● Work to complete
Where a line holds "dictionary", copy it.

* START Supplied records *

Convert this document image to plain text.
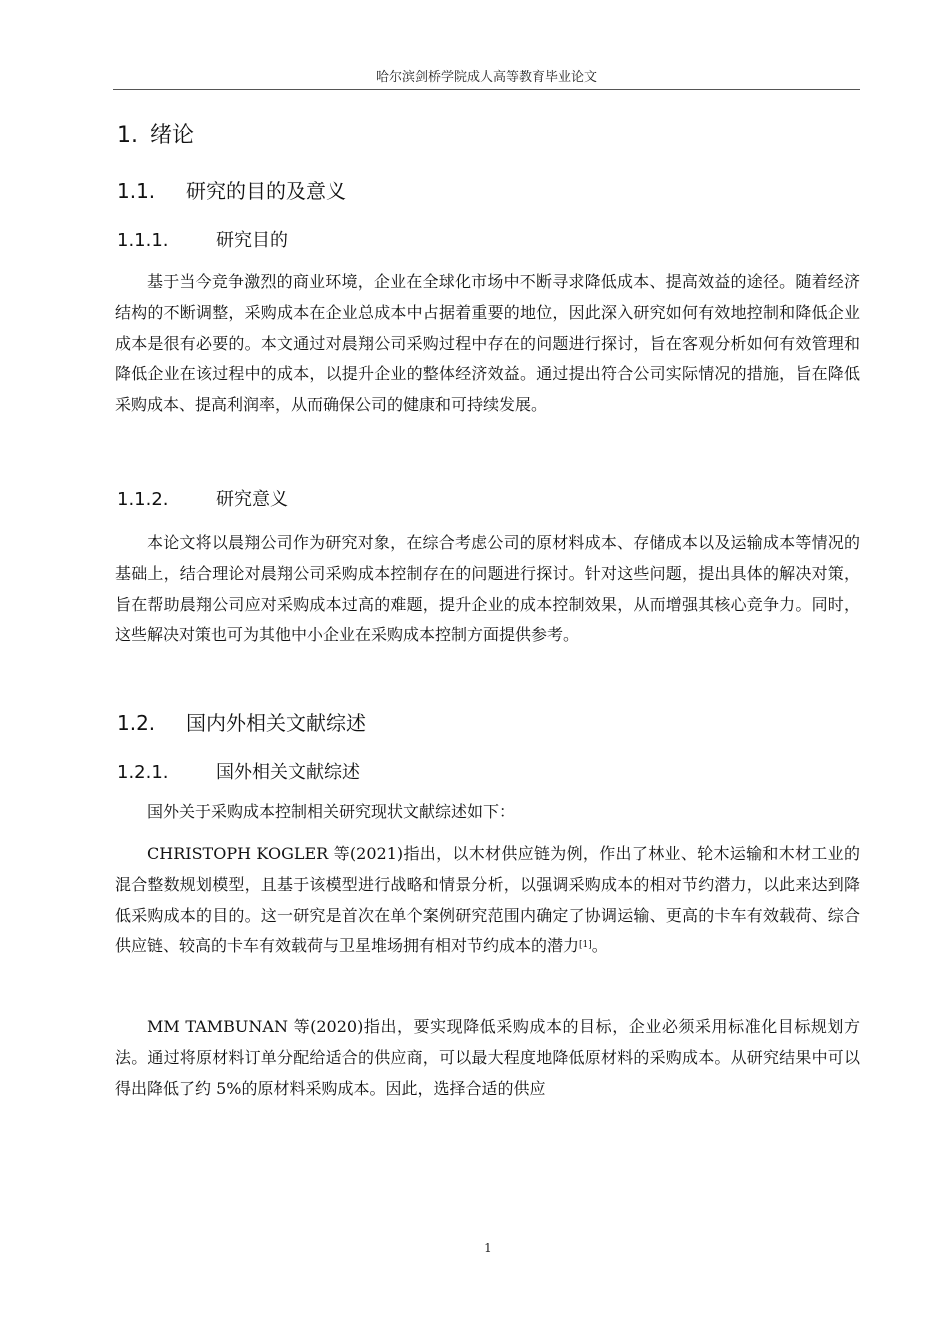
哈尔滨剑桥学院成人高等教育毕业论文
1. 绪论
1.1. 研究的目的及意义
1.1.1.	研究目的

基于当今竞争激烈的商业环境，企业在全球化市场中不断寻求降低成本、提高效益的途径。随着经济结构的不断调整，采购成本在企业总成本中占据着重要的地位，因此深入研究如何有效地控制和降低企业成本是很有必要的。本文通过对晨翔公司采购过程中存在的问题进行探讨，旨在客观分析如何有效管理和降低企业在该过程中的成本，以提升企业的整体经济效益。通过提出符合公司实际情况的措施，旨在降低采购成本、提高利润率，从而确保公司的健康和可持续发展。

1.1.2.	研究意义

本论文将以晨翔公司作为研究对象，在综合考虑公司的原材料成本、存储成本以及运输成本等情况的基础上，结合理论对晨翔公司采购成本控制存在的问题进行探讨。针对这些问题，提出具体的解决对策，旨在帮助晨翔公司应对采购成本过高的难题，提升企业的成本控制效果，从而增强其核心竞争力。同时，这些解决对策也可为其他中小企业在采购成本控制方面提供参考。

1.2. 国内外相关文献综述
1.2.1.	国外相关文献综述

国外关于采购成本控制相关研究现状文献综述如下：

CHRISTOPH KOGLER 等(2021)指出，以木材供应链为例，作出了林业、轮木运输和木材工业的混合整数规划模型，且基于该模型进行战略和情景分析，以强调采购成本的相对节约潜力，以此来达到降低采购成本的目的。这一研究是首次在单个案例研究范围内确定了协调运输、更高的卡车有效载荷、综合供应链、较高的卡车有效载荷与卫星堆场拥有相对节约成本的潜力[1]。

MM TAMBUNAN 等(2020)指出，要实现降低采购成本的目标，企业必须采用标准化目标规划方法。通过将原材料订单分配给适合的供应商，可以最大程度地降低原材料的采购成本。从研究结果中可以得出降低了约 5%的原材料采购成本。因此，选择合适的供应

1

* END Supplied records *
* START Supplied records *

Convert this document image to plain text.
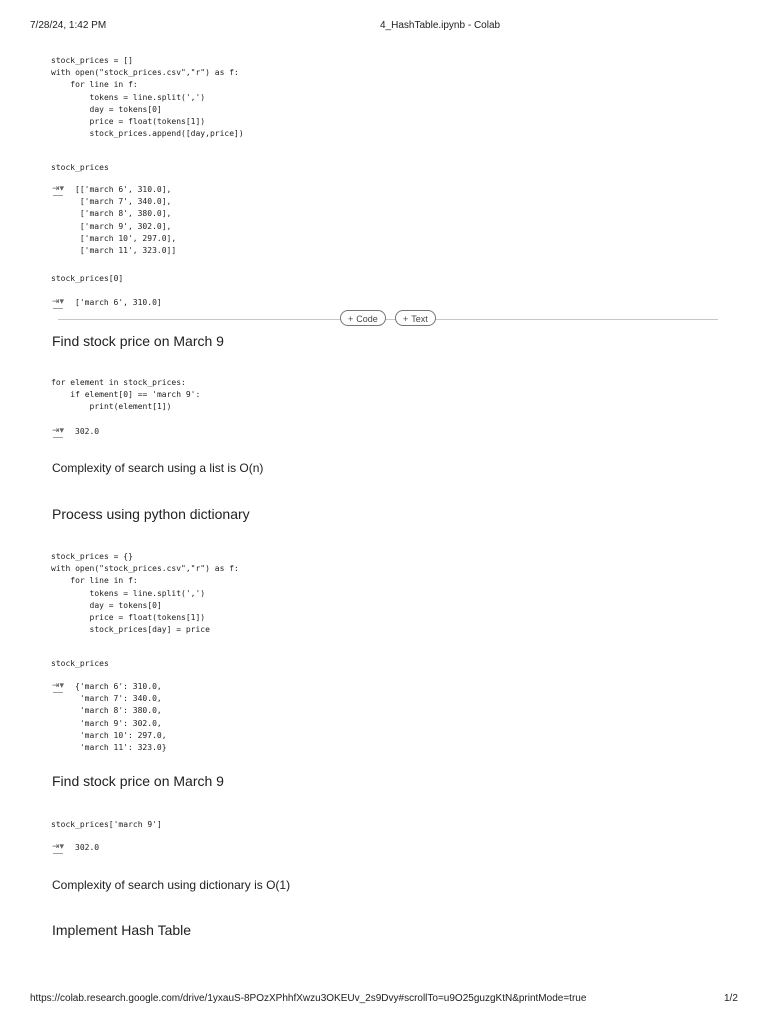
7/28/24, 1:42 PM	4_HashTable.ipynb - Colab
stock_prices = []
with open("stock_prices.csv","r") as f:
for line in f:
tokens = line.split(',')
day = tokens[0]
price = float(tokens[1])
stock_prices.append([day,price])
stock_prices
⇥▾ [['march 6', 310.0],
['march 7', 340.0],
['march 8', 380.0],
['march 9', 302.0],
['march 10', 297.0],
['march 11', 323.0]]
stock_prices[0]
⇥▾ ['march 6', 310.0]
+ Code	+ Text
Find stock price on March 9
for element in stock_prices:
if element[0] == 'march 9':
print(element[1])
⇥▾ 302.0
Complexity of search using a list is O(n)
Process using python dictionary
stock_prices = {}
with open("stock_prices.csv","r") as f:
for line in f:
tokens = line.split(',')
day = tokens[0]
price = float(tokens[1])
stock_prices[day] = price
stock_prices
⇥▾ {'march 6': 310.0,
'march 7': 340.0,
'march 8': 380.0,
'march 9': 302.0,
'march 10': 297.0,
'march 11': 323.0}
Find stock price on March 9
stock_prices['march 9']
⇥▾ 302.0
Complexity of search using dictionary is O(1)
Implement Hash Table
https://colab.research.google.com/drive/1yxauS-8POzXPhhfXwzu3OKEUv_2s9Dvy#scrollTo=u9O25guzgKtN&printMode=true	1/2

* END Supplied records *

● Answer in full
Process using python dictionary
Complexity of search using dictionary is O(1)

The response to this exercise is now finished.